▶ **Directions for this task**: Your task is to quote the material that follows, in full and exactly.

▶ **The input**:
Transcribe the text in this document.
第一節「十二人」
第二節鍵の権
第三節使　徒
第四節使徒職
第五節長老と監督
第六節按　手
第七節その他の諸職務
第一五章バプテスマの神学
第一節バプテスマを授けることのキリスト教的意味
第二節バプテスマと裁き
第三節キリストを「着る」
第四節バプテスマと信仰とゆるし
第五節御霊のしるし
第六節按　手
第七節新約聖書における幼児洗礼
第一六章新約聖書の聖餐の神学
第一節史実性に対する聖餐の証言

▶ **Response**:
Transcribe the text in this document.
第一節「十二人」
第二節鍵の権
第三節使　徒
第四節使徒職
第五節長老と監督
第六節按　手
第七節その他の諸職務
第一五章バプテスマの神学
第一節バプテスマを授けることのキリスト教的意味
第二節バプテスマと裁き
第三節キリストを「着る」
第四節バプテスマと信仰とゆるし
第五節御霊のしるし
第六節按　手
第七節新約聖書における幼児洗礼
第一六章新約聖書の聖餐の神学
第一節史実性に対する聖餐の証言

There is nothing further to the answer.